Excerpted text:
────────────────────

When I had my Cleary Building put up I had a 14 x 45' shop built inside to be my shop and had them insulate it . They framed between the poles with 6 x 6's and put 6" bats of insulation and then I had them use the same metal to coat the inside, it's white. I had them put the same metal on the ceiling and I blow in some insulation up there by myself. I also had a Insulated garage door put in too.... very cozy in the winter and my small window ac is all I need in the summer. I poured concrete in there too. I bet if you looked at Morton's website or had them send you a quote, you can get an idea of what you will need.
 
You might want to look into tekfoil (bubble wrap) from farm tek. It comes in 8 x 125 foot rolls. I have used it in the past, building is still nice and tight 18 years latter.
 
Got 3 Morton buildings. 2 have 7' 6" post spacing insulated, the old one has 9', it is uninsulated. They have the rolls of 6" thick fiberglass insulation wide enough to fit tightly in between the 7' 6" posts but not sure on the 9'.

I would call the Kenton office.
 
I used 'mobile home' insulation, which comes on rolls 4 feet wide x 6" thick and about 44 feet long. I cut lengths to fit. Knauff makes it.

My Morton building is way better insulated than my house, not only for the reason above but because the walls are so thick.

You can see in the pic that I used 5/8" sheetrock on the walls then exterior metal roofing to make the ceiling. Then the same insulation is laid on top of the ceiling panels in the attic.


Insulating walls.JPGInsulating walls3.JPGinsulating walls2.JPG
 
2x's are cheap. 9' centers? You should be able to use 9' pre-cut studs(trim as needed). Pre-cut studs are as cheap as they get. It will make it easy to line out with steel too. Buy some 24" bats and start stuffin. That's how I've seen most buildings finished out.

────────────────────

Data:
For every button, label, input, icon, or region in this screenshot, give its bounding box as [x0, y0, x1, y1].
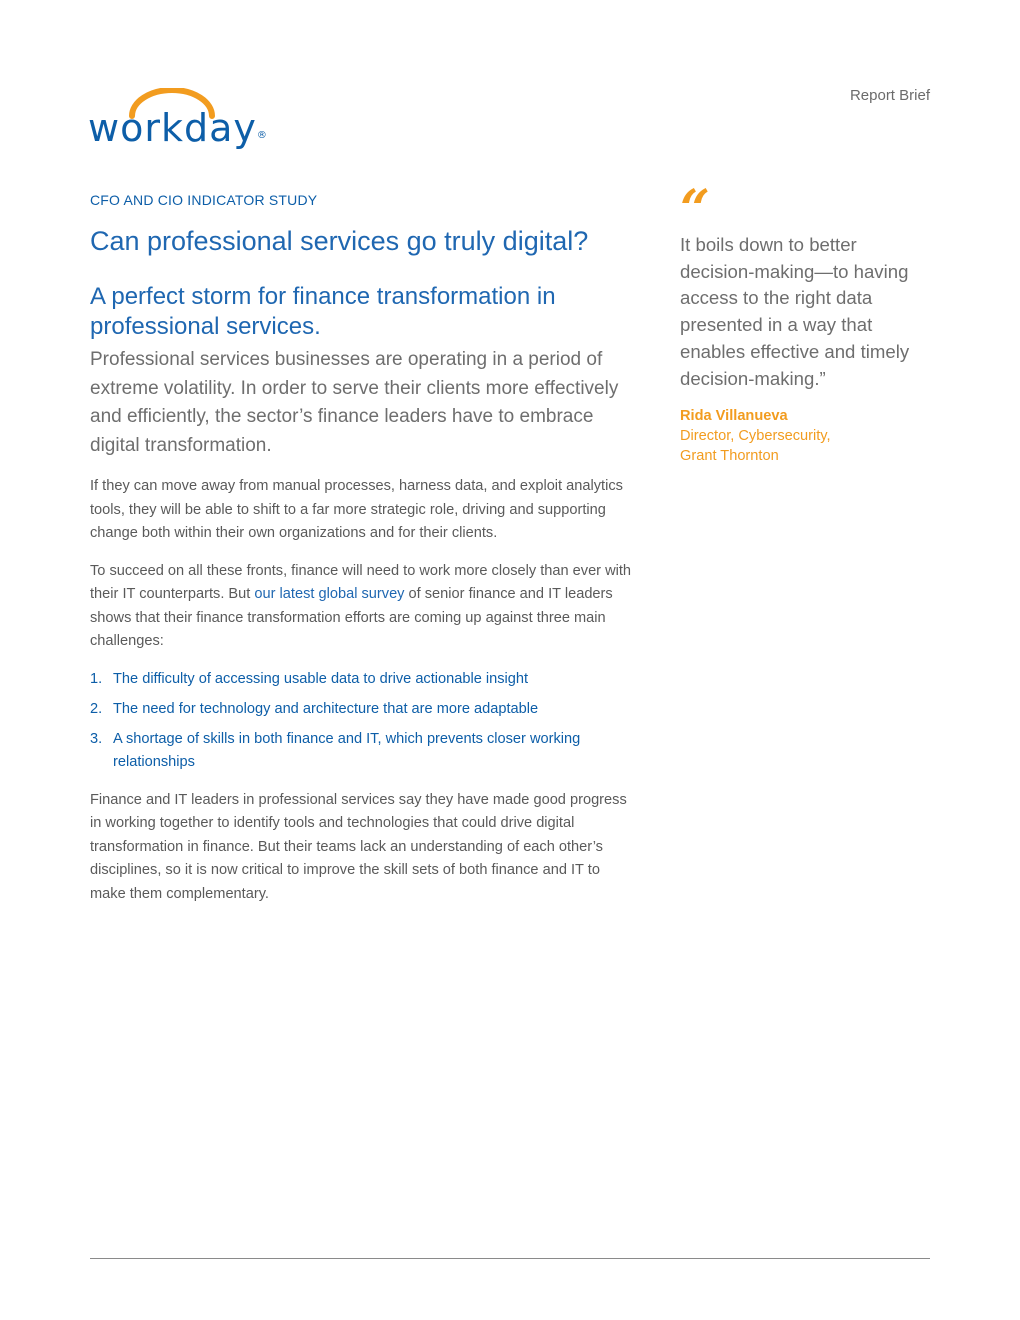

────────────────────

Short problem 1: Please copy the passage on insulating pole buildings, starting at "You might want" and ending at "the Kenton office.".
Short problem 2: According to the passage on insulating pole buildings, what size rolls does tekfoil come in?

Complete answer 1:
You might want to look into tekfoil (bubble wrap) from farm tek. It comes in 8 x 125 foot rolls. I have used it in the past, building is still nice and tight 18 years latter.
 
Got 3 Morton buildings. 2 have 7' 6" post spacing insulated, the old one has 9', it is uninsulated. They have the rolls of 6" thick fiberglass insulation wide enough to fit tightly in between the 7' 6" posts but not sure on the 9'.

I would call the Kenton office.

Complete answer 2: 8 x 125 foot rolls